**Problem**
Go through the listing and return every line with "JSON" in it.

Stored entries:
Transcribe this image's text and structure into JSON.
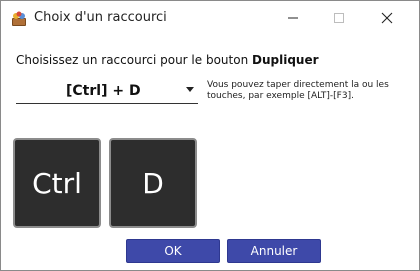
{
  "window": {
    "title": "Choix d'un raccourci",
    "icon": "app-icon",
    "controls": {
      "minimize_icon": "minimize-icon",
      "maximize_icon": "maximize-icon",
      "close_icon": "close-icon"
    }
  },
  "prompt": {
    "text": "Choisissez un raccourci pour le bouton ",
    "target": "Dupliquer"
  },
  "shortcut": {
    "selected": "[Ctrl] + D",
    "help": "Vous pouvez taper directement la ou les touches, par exemple [ALT]-[F3]."
  },
  "keys": [
    "Ctrl",
    "D"
  ],
  "buttons": {
    "ok": "OK",
    "cancel": "Annuler"
  },
  "colors": {
    "button_bg": "#3e49a9",
    "key_bg": "#2d2d2d"
  }
}
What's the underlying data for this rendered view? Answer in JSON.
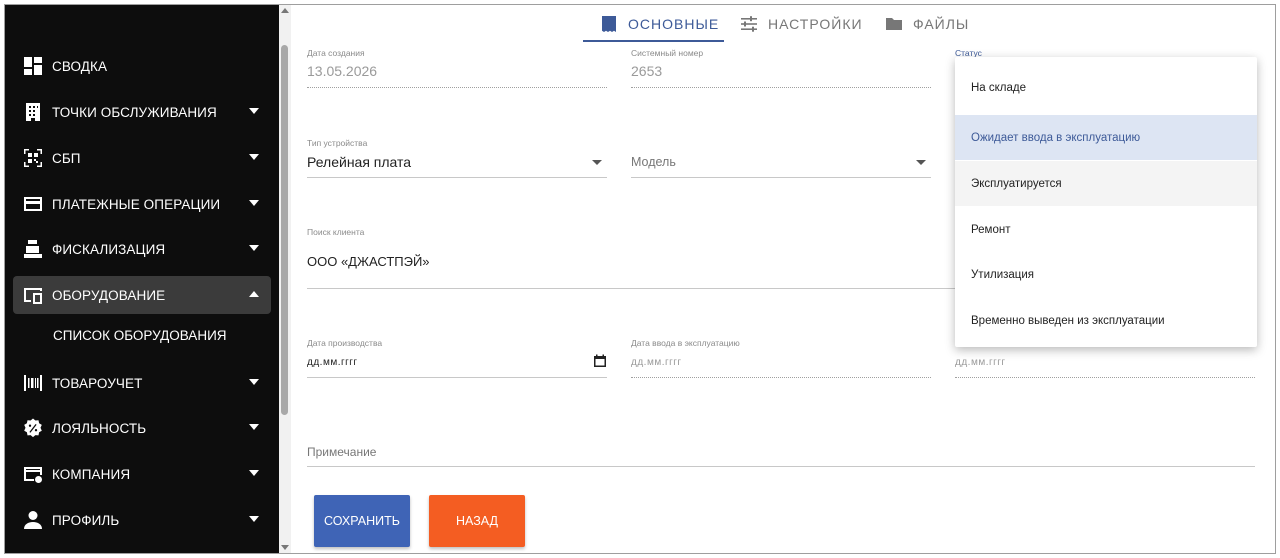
{
  "sidebar": {
    "items": [
      {
        "label": "СВОДКА",
        "icon": "dashboard-icon"
      },
      {
        "label": "ТОЧКИ ОБСЛУЖИВАНИЯ",
        "icon": "building-icon"
      },
      {
        "label": "СБП",
        "icon": "qr-code-icon"
      },
      {
        "label": "ПЛАТЕЖНЫЕ ОПЕРАЦИИ",
        "icon": "credit-card-icon"
      },
      {
        "label": "ФИСКАЛИЗАЦИЯ",
        "icon": "cash-register-icon"
      },
      {
        "label": "ОБОРУДОВАНИЕ",
        "icon": "devices-icon"
      },
      {
        "label": "ТОВАРОУЧЕТ",
        "icon": "barcode-icon"
      },
      {
        "label": "ЛОЯЛЬНОСТЬ",
        "icon": "discount-badge-icon"
      },
      {
        "label": "КОМПАНИЯ",
        "icon": "store-card-icon"
      },
      {
        "label": "ПРОФИЛЬ",
        "icon": "person-icon"
      }
    ],
    "subitem": "СПИСОК ОБОРУДОВАНИЯ"
  },
  "tabs": [
    {
      "label": "ОСНОВНЫЕ",
      "icon": "receipt-icon"
    },
    {
      "label": "НАСТРОЙКИ",
      "icon": "sliders-icon"
    },
    {
      "label": "ФАЙЛЫ",
      "icon": "folder-icon"
    }
  ],
  "form": {
    "created_label": "Дата создания",
    "created_value": "13.05.2026",
    "sysnum_label": "Системный номер",
    "sysnum_value": "2653",
    "status_label": "Статус",
    "device_type_label": "Тип устройства",
    "device_type_value": "Релейная плата",
    "model_placeholder": "Модель",
    "client_label": "Поиск клиента",
    "client_value": "ООО «ДЖАСТПЭЙ»",
    "manufacture_label": "Дата производства",
    "manufacture_placeholder": "дд.мм.гггг",
    "commission_label": "Дата ввода в эксплуатацию",
    "commission_placeholder": "дд.мм.гггг",
    "third_date_placeholder": "дд.мм.гггг",
    "note_placeholder": "Примечание"
  },
  "buttons": {
    "save": "СОХРАНИТЬ",
    "back": "НАЗАД"
  },
  "status_dropdown": {
    "options": [
      "На складе",
      "Ожидает ввода в эксплуатацию",
      "Эксплуатируется",
      "Ремонт",
      "Утилизация",
      "Временно выведен из эксплуатации"
    ],
    "selected": "Ожидает ввода в эксплуатацию"
  },
  "colors": {
    "accent": "#3d5a98",
    "save": "#3f64b6",
    "back": "#f45d22",
    "sidebar_bg": "#0d0d0d"
  }
}
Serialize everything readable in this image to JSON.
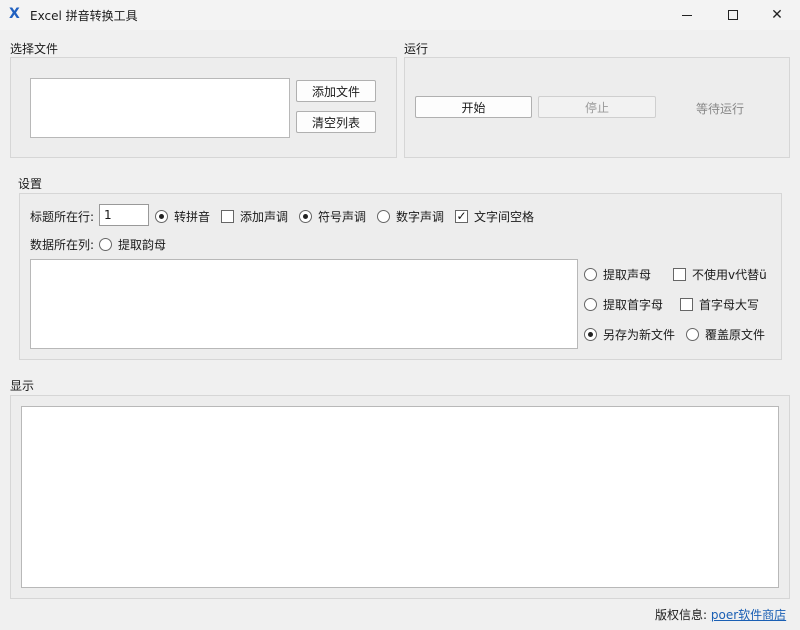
{
  "window": {
    "title": "Excel 拼音转换工具",
    "icon": "x-icon",
    "controls": {
      "minimize": "minimize",
      "maximize": "maximize",
      "close": "close"
    }
  },
  "file_group": {
    "label": "选择文件",
    "add_button": "添加文件",
    "clear_button": "清空列表"
  },
  "run_group": {
    "label": "运行",
    "start_button": "开始",
    "stop_button": "停止",
    "status": "等待运行"
  },
  "settings": {
    "label": "设置",
    "title_row_label": "标题所在行:",
    "title_row_value": "1",
    "data_col_label": "数据所在列:",
    "options": {
      "to_pinyin": "转拼音",
      "add_tone": "添加声调",
      "symbol_tone": "符号声调",
      "number_tone": "数字声调",
      "word_space": "文字间空格",
      "extract_final": "提取韵母",
      "extract_initial": "提取声母",
      "no_v_for_u": "不使用v代替ü",
      "extract_first_letter": "提取首字母",
      "first_letter_upper": "首字母大写",
      "save_as_new": "另存为新文件",
      "overwrite": "覆盖原文件"
    },
    "checkmark": "✓"
  },
  "display": {
    "label": "显示"
  },
  "footer": {
    "copyright_label": "版权信息:",
    "link_text": "poer软件商店"
  }
}
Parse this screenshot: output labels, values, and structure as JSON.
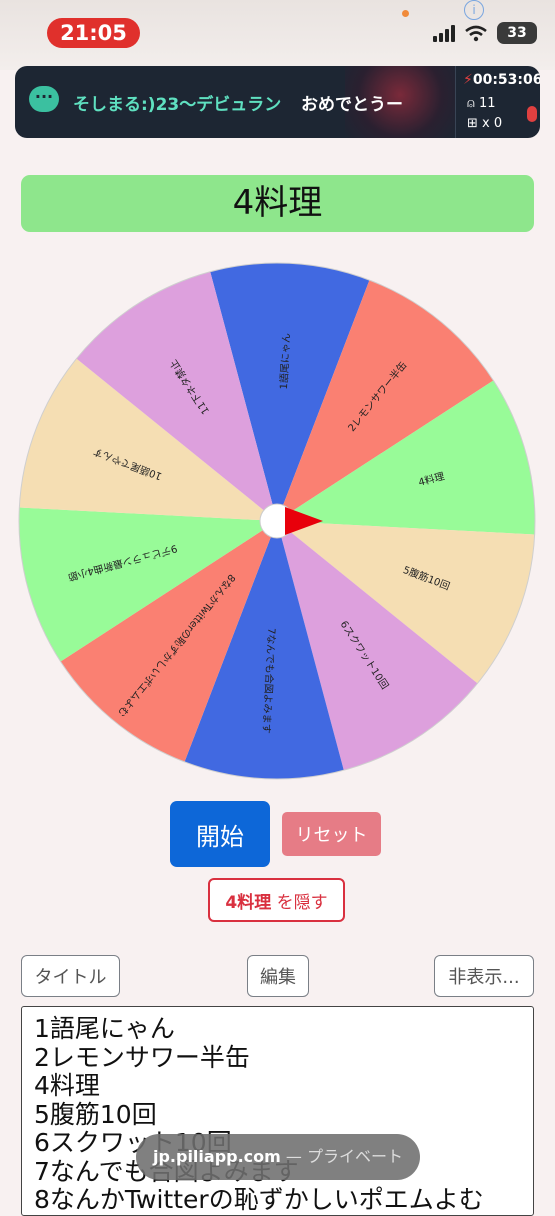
{
  "status_bar": {
    "time": "21:05",
    "battery": "33"
  },
  "live_banner": {
    "user": "そしまる:)23〜デビュラン",
    "message": "おめでとうー",
    "timer": "00:53:06",
    "viewers": "11",
    "gifts": "x 0"
  },
  "result": {
    "current": "4料理"
  },
  "wheel": {
    "segments": [
      {
        "label": "1語尾にゃん",
        "color": "#4169e1"
      },
      {
        "label": "2レモンサワー半缶",
        "color": "#fa8072"
      },
      {
        "label": "4料理",
        "color": "#98fb98"
      },
      {
        "label": "5腹筋10回",
        "color": "#f5deb3"
      },
      {
        "label": "6スクワット10回",
        "color": "#dda0dd"
      },
      {
        "label": "7なんでも合図よみます",
        "color": "#4169e1"
      },
      {
        "label": "8なんかTwitterの恥ずかしいポエムよむ",
        "color": "#fa8072"
      },
      {
        "label": "9デビュラン最新曲4小節",
        "color": "#98fb98"
      },
      {
        "label": "10語尾でやんす",
        "color": "#f5deb3"
      },
      {
        "label": "11下ネタ禁止",
        "color": "#dda0dd"
      }
    ],
    "pointer_color": "#e8000b"
  },
  "controls": {
    "start": "開始",
    "reset": "リセット",
    "hide_item": "4料理",
    "hide_suffix": "を隠す",
    "title": "タイトル",
    "edit": "編集",
    "hide_list": "非表示..."
  },
  "items_list": [
    "1語尾にゃん",
    "2レモンサワー半缶",
    "4料理",
    "5腹筋10回",
    "6スクワット10回",
    "7なんでも合図よみます",
    "8なんかTwitterの恥ずかしいポエムよむ"
  ],
  "browser": {
    "host": "jp.piliapp.com",
    "mode": "— プライベート"
  }
}
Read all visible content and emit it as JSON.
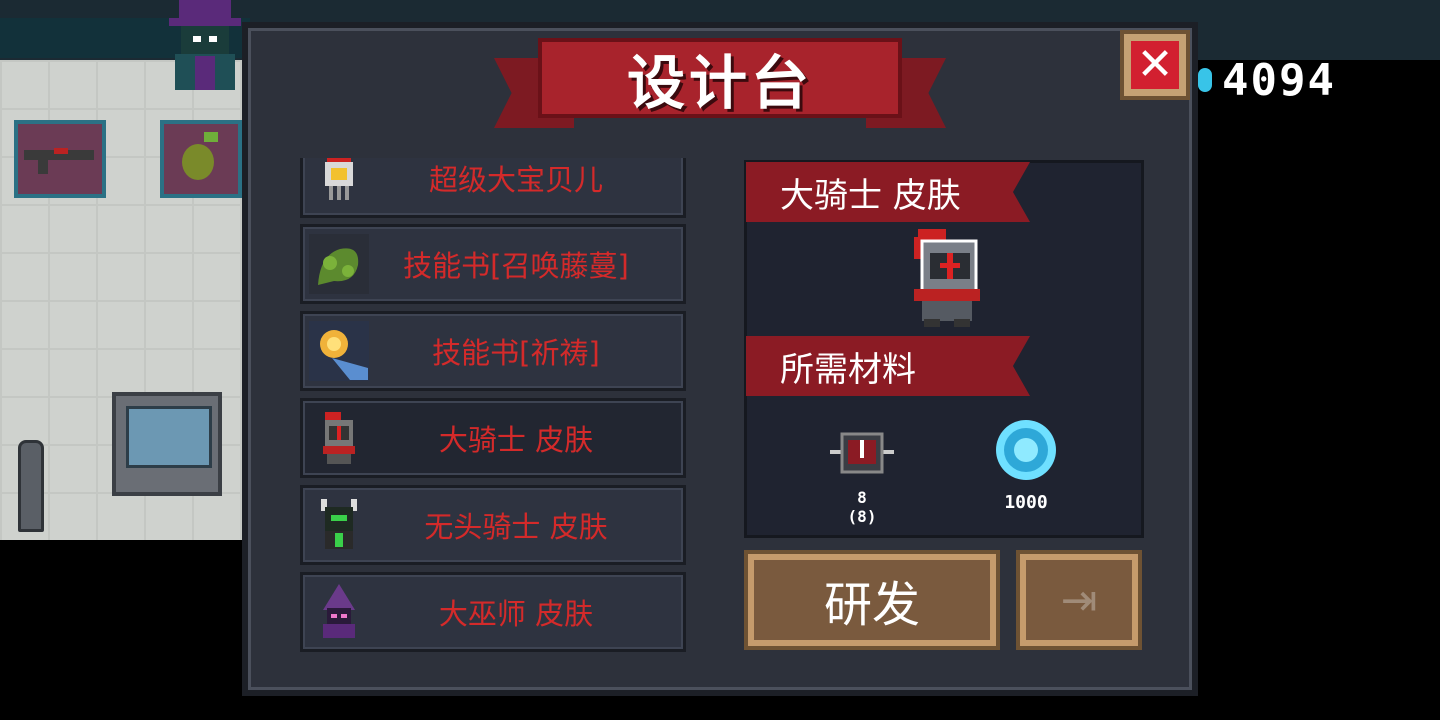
{
  "hud": {
    "currency_value": "4094",
    "currency_icon": "gem-icon"
  },
  "panel": {
    "title": "设计台",
    "close_icon": "close-icon",
    "list": [
      {
        "label": "超级大宝贝儿",
        "icon": "robot-pet-icon"
      },
      {
        "label": "技能书[召唤藤蔓]",
        "icon": "vine-icon"
      },
      {
        "label": "技能书[祈祷]",
        "icon": "pray-hand-icon"
      },
      {
        "label": "大骑士 皮肤",
        "icon": "knight-icon",
        "selected": true
      },
      {
        "label": "无头骑士 皮肤",
        "icon": "headless-knight-icon"
      },
      {
        "label": "大巫师 皮肤",
        "icon": "wizard-icon"
      }
    ],
    "detail": {
      "item_name": "大骑士 皮肤",
      "materials_heading": "所需材料",
      "materials": [
        {
          "icon": "knight-fragment-icon",
          "count": "8",
          "owned": "(8)"
        },
        {
          "icon": "gem-icon",
          "count": "1000"
        }
      ]
    },
    "research_button": "研发",
    "exit_icon": "exit-icon"
  },
  "colors": {
    "panel_bg": "#2d313b",
    "ribbon_red": "#a8232c",
    "list_text_red": "#d42a2a",
    "button_brown": "#7a5a3e",
    "gem_blue": "#38c4e8"
  }
}
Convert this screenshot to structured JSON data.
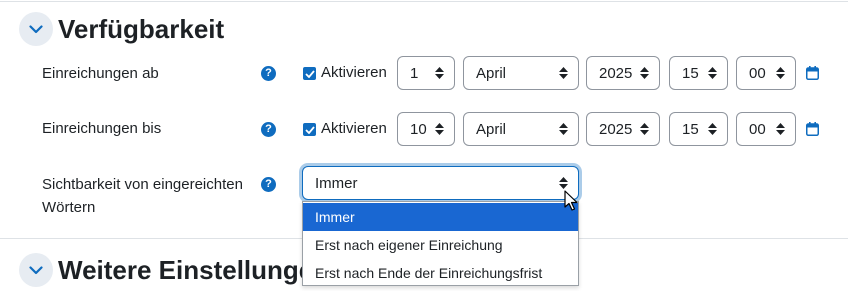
{
  "sections": {
    "availability_title": "Verfügbarkeit",
    "more_settings_title": "Weitere Einstellungen"
  },
  "rows": {
    "submissions_from": {
      "label": "Einreichungen ab",
      "enable_label": "Aktivieren",
      "enabled": true,
      "day": "1",
      "month": "April",
      "year": "2025",
      "hour": "15",
      "minute": "00"
    },
    "submissions_until": {
      "label": "Einreichungen bis",
      "enable_label": "Aktivieren",
      "enabled": true,
      "day": "10",
      "month": "April",
      "year": "2025",
      "hour": "15",
      "minute": "00"
    },
    "visibility": {
      "label": "Sichtbarkeit von eingereichten Wörtern",
      "selected": "Immer",
      "options": [
        "Immer",
        "Erst nach eigener Einreichung",
        "Erst nach Ende der Einreichungsfrist"
      ],
      "highlighted_index": 0
    }
  },
  "icons": {
    "help": "question-circle-icon",
    "calendar": "calendar-icon",
    "collapse": "chevron-down-icon",
    "cursor": "mouse-pointer-icon"
  },
  "colors": {
    "primary": "#0f6cbf",
    "dropdown_highlight": "#1967d2"
  }
}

**Correct answer**
Transcribe this image's text and structure into JSON.
What's the underlying data for this rendered view? Answer in JSON.
Serialize everything readable in this image to JSON.
Parse this screenshot: output labels, values, and structure as JSON.
Read all visible content and emit it as JSON.
Convert this screenshot to structured JSON data.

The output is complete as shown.